**What you will do**
List all lines of the data that include the string "accent".

**Data excerpts**
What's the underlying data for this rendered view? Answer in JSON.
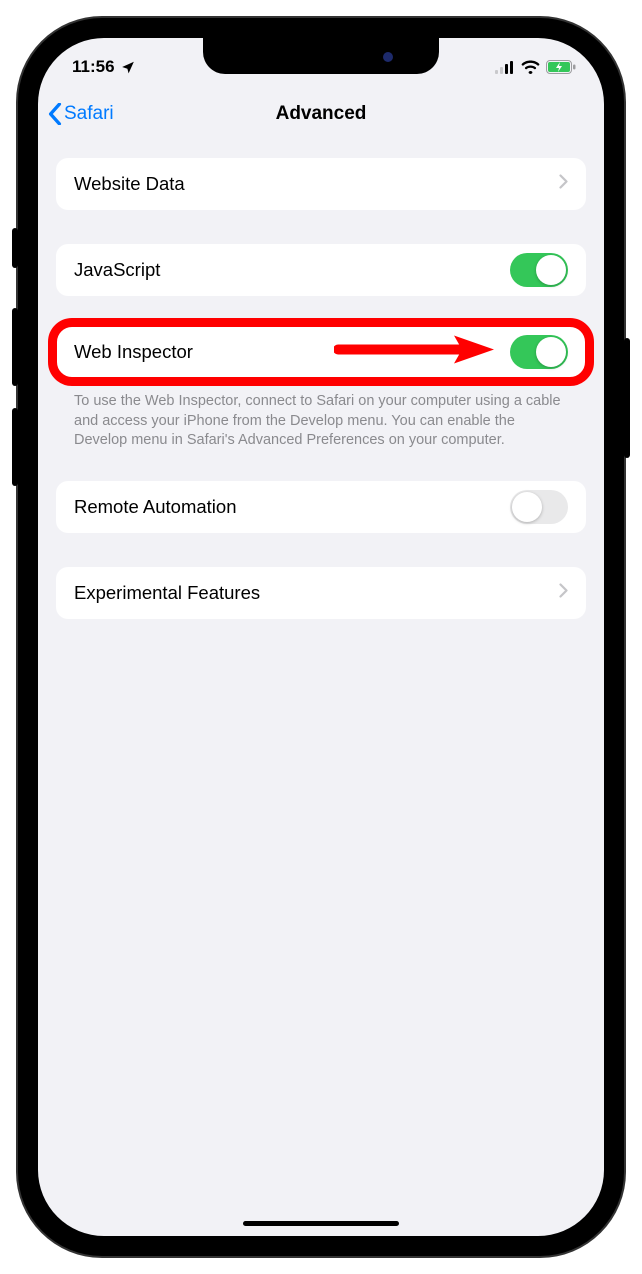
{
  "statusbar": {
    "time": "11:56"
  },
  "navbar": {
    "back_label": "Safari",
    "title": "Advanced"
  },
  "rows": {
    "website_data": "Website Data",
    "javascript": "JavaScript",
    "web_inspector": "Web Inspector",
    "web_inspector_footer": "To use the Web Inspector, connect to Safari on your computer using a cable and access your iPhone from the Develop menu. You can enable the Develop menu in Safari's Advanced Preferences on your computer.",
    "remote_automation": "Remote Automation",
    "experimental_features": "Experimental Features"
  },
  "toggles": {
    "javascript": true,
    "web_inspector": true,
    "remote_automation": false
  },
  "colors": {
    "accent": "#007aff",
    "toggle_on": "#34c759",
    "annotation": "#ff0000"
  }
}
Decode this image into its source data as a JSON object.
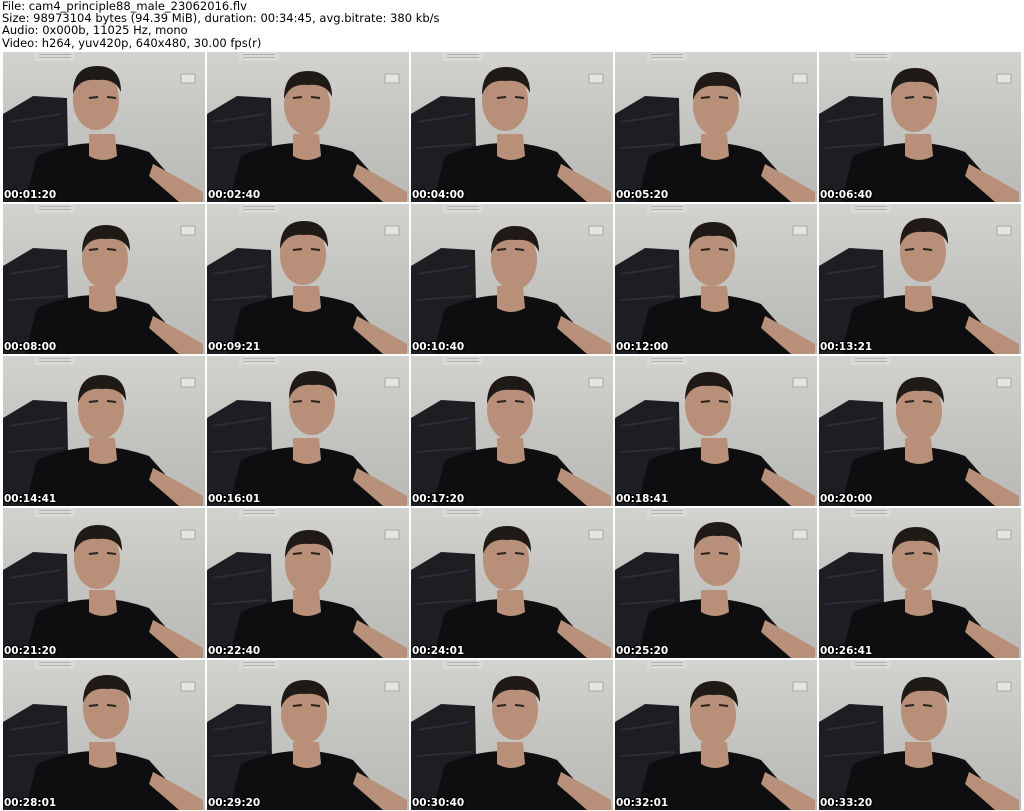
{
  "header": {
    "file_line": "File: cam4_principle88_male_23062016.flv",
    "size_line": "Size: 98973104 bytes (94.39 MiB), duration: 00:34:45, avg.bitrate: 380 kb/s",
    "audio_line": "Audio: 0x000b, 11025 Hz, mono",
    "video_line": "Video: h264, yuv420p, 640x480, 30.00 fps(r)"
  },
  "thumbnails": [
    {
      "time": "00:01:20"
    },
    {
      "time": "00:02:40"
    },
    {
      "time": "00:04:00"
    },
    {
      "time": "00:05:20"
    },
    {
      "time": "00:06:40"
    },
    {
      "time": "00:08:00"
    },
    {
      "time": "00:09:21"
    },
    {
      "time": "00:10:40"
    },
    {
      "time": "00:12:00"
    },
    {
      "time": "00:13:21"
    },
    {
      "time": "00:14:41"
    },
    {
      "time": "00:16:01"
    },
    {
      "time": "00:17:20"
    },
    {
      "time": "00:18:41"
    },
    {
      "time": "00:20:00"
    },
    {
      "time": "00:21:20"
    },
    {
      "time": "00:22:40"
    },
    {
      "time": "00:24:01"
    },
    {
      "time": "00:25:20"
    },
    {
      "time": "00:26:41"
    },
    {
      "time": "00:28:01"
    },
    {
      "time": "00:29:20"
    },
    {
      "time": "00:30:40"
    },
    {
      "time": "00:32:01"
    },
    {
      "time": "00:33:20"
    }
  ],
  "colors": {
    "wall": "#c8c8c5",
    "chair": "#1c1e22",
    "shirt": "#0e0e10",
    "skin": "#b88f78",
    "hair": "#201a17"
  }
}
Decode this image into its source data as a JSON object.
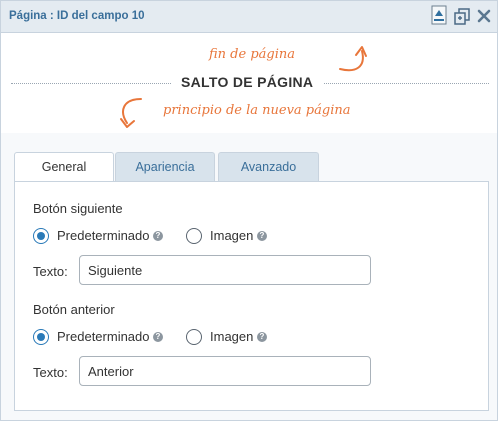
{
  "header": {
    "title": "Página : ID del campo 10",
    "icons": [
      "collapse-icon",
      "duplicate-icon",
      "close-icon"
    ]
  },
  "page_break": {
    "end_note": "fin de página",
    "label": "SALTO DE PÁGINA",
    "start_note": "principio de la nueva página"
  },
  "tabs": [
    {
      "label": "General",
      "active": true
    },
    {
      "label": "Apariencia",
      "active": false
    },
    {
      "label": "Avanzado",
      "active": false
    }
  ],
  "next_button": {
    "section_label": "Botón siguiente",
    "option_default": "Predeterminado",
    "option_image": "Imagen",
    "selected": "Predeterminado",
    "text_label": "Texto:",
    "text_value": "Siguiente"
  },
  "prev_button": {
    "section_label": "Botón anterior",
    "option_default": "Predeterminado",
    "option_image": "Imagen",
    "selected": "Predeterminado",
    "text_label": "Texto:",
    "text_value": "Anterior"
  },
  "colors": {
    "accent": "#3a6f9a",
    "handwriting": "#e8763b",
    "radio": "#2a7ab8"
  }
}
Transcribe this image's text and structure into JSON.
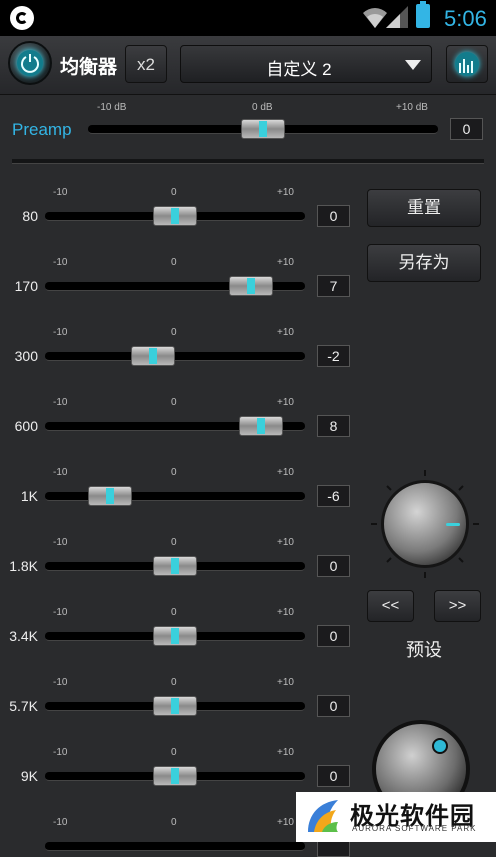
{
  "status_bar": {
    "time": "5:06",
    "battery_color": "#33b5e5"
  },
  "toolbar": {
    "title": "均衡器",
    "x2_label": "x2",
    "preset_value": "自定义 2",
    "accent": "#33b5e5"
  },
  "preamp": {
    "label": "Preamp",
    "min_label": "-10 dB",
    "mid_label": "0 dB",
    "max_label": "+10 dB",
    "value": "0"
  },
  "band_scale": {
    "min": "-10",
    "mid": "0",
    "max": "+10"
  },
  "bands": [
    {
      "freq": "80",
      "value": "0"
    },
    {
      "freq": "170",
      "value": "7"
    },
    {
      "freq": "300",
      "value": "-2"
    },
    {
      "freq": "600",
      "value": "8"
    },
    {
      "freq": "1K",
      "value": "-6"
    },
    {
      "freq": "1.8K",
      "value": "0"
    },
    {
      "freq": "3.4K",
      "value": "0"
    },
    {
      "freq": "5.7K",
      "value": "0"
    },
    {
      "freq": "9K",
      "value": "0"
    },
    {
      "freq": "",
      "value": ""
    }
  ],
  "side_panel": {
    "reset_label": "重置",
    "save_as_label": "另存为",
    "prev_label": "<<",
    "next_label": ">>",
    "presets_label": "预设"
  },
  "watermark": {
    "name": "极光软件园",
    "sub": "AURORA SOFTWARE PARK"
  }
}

**Worked solution**
    "accent": "#007aff",
    "accent": "#3a6f9a",
    "accent": "#33b5e5"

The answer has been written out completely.